:: AIM ::
Extract the entries in their exact form.
#### RECORDED INFORMATION
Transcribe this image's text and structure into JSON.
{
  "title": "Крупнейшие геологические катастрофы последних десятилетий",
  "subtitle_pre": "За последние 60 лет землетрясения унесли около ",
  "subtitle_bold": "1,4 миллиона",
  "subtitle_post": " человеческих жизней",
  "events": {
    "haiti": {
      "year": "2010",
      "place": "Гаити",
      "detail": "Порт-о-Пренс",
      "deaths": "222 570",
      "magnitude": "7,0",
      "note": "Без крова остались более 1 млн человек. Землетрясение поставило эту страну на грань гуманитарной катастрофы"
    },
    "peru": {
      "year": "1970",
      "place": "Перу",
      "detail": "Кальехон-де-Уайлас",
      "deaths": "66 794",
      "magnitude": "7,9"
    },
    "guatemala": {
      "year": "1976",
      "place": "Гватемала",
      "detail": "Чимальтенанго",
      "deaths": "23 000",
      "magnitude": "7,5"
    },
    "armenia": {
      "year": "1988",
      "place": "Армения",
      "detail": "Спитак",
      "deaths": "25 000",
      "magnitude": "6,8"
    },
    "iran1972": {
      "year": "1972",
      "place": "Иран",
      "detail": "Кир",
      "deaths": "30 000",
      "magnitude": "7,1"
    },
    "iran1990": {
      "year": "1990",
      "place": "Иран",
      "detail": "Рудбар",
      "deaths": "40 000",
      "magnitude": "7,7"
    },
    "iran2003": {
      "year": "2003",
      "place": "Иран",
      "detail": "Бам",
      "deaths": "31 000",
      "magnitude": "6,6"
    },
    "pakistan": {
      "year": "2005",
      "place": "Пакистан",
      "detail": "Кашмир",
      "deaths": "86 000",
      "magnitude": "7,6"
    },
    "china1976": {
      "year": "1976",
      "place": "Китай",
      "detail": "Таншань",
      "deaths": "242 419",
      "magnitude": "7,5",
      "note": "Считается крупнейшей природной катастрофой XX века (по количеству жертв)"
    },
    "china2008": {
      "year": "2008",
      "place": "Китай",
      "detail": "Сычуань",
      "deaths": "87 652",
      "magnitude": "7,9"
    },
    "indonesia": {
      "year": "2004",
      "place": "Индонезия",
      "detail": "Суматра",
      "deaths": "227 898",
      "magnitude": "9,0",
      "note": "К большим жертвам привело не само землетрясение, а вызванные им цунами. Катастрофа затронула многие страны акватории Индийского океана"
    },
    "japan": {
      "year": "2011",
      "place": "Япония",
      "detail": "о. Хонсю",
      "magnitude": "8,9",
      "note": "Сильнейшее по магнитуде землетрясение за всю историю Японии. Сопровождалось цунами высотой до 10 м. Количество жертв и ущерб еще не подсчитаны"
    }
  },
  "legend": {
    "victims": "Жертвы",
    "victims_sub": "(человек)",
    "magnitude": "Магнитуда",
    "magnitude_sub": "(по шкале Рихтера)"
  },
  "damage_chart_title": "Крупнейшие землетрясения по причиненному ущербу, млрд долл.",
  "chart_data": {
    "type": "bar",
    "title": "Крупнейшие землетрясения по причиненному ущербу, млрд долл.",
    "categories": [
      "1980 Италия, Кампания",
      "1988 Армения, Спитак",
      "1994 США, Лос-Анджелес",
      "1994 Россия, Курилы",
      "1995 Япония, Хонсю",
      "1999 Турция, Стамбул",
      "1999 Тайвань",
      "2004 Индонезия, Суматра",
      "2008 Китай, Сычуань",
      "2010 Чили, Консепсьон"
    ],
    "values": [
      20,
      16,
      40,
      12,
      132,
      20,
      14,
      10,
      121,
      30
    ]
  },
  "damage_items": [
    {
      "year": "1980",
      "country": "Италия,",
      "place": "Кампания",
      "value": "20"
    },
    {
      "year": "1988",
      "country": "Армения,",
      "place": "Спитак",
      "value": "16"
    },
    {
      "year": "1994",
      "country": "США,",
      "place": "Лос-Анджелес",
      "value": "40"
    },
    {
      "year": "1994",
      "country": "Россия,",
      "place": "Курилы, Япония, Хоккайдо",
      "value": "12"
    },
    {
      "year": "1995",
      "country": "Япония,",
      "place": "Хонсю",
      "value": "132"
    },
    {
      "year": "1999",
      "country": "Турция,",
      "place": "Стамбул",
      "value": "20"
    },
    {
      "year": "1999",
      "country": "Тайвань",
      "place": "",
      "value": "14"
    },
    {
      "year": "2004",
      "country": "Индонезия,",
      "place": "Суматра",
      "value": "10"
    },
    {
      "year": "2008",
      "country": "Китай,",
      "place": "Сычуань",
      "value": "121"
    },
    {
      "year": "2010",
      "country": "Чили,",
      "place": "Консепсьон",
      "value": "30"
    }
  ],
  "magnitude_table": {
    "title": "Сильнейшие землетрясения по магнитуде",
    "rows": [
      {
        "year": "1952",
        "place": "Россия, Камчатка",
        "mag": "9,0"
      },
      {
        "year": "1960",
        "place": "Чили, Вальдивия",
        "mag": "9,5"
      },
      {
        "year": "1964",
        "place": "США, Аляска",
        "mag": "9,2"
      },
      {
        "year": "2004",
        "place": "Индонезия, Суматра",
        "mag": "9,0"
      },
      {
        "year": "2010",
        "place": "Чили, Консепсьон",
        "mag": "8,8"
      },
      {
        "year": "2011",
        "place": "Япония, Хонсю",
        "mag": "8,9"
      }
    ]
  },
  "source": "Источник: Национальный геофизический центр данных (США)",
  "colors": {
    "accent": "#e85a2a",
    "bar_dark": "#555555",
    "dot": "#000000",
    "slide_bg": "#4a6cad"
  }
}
########
:: ANSWER FOR THIS EXERCISE ::
Transcribe this image's text and structure into JSON.
{
  "title": "Крупнейшие геологические катастрофы последних десятилетий",
  "subtitle_pre": "За последние 60 лет землетрясения унесли около ",
  "subtitle_bold": "1,4 миллиона",
  "subtitle_post": " человеческих жизней",
  "events": {
    "haiti": {
      "year": "2010",
      "place": "Гаити",
      "detail": "Порт-о-Пренс",
      "deaths": "222 570",
      "magnitude": "7,0",
      "note": "Без крова остались более 1 млн человек. Землетрясение поставило эту страну на грань гуманитарной катастрофы"
    },
    "peru": {
      "year": "1970",
      "place": "Перу",
      "detail": "Кальехон-де-Уайлас",
      "deaths": "66 794",
      "magnitude": "7,9"
    },
    "guatemala": {
      "year": "1976",
      "place": "Гватемала",
      "detail": "Чимальтенанго",
      "deaths": "23 000",
      "magnitude": "7,5"
    },
    "armenia": {
      "year": "1988",
      "place": "Армения",
      "detail": "Спитак",
      "deaths": "25 000",
      "magnitude": "6,8"
    },
    "iran1972": {
      "year": "1972",
      "place": "Иран",
      "detail": "Кир",
      "deaths": "30 000",
      "magnitude": "7,1"
    },
    "iran1990": {
      "year": "1990",
      "place": "Иран",
      "detail": "Рудбар",
      "deaths": "40 000",
      "magnitude": "7,7"
    },
    "iran2003": {
      "year": "2003",
      "place": "Иран",
      "detail": "Бам",
      "deaths": "31 000",
      "magnitude": "6,6"
    },
    "pakistan": {
      "year": "2005",
      "place": "Пакистан",
      "detail": "Кашмир",
      "deaths": "86 000",
      "magnitude": "7,6"
    },
    "china1976": {
      "year": "1976",
      "place": "Китай",
      "detail": "Таншань",
      "deaths": "242 419",
      "magnitude": "7,5",
      "note": "Считается крупнейшей природной катастрофой XX века (по количеству жертв)"
    },
    "china2008": {
      "year": "2008",
      "place": "Китай",
      "detail": "Сычуань",
      "deaths": "87 652",
      "magnitude": "7,9"
    },
    "indonesia": {
      "year": "2004",
      "place": "Индонезия",
      "detail": "Суматра",
      "deaths": "227 898",
      "magnitude": "9,0",
      "note": "К большим жертвам привело не само землетрясение, а вызванные им цунами. Катастрофа затронула многие страны акватории Индийского океана"
    },
    "japan": {
      "year": "2011",
      "place": "Япония",
      "detail": "о. Хонсю",
      "magnitude": "8,9",
      "note": "Сильнейшее по магнитуде землетрясение за всю историю Японии. Сопровождалось цунами высотой до 10 м. Количество жертв и ущерб еще не подсчитаны"
    }
  },
  "legend": {
    "victims": "Жертвы",
    "victims_sub": "(человек)",
    "magnitude": "Магнитуда",
    "magnitude_sub": "(по шкале Рихтера)"
  },
  "damage_chart_title": "Крупнейшие землетрясения по причиненному ущербу, млрд долл.",
  "chart_data": {
    "type": "bar",
    "title": "Крупнейшие землетрясения по причиненному ущербу, млрд долл.",
    "categories": [
      "1980 Италия, Кампания",
      "1988 Армения, Спитак",
      "1994 США, Лос-Анджелес",
      "1994 Россия, Курилы",
      "1995 Япония, Хонсю",
      "1999 Турция, Стамбул",
      "1999 Тайвань",
      "2004 Индонезия, Суматра",
      "2008 Китай, Сычуань",
      "2010 Чили, Консепсьон"
    ],
    "values": [
      20,
      16,
      40,
      12,
      132,
      20,
      14,
      10,
      121,
      30
    ]
  },
  "damage_items": [
    {
      "year": "1980",
      "country": "Италия,",
      "place": "Кампания",
      "value": "20"
    },
    {
      "year": "1988",
      "country": "Армения,",
      "place": "Спитак",
      "value": "16"
    },
    {
      "year": "1994",
      "country": "США,",
      "place": "Лос-Анджелес",
      "value": "40"
    },
    {
      "year": "1994",
      "country": "Россия,",
      "place": "Курилы, Япония, Хоккайдо",
      "value": "12"
    },
    {
      "year": "1995",
      "country": "Япония,",
      "place": "Хонсю",
      "value": "132"
    },
    {
      "year": "1999",
      "country": "Турция,",
      "place": "Стамбул",
      "value": "20"
    },
    {
      "year": "1999",
      "country": "Тайвань",
      "place": "",
      "value": "14"
    },
    {
      "year": "2004",
      "country": "Индонезия,",
      "place": "Суматра",
      "value": "10"
    },
    {
      "year": "2008",
      "country": "Китай,",
      "place": "Сычуань",
      "value": "121"
    },
    {
      "year": "2010",
      "country": "Чили,",
      "place": "Консепсьон",
      "value": "30"
    }
  ],
  "magnitude_table": {
    "title": "Сильнейшие землетрясения по магнитуде",
    "rows": [
      {
        "year": "1952",
        "place": "Россия, Камчатка",
        "mag": "9,0"
      },
      {
        "year": "1960",
        "place": "Чили, Вальдивия",
        "mag": "9,5"
      },
      {
        "year": "1964",
        "place": "США, Аляска",
        "mag": "9,2"
      },
      {
        "year": "2004",
        "place": "Индонезия, Суматра",
        "mag": "9,0"
      },
      {
        "year": "2010",
        "place": "Чили, Консепсьон",
        "mag": "8,8"
      },
      {
        "year": "2011",
        "place": "Япония, Хонсю",
        "mag": "8,9"
      }
    ]
  },
  "source": "Источник: Национальный геофизический центр данных (США)",
  "colors": {
    "accent": "#e85a2a",
    "bar_dark": "#555555",
    "dot": "#000000",
    "slide_bg": "#4a6cad"
  }
}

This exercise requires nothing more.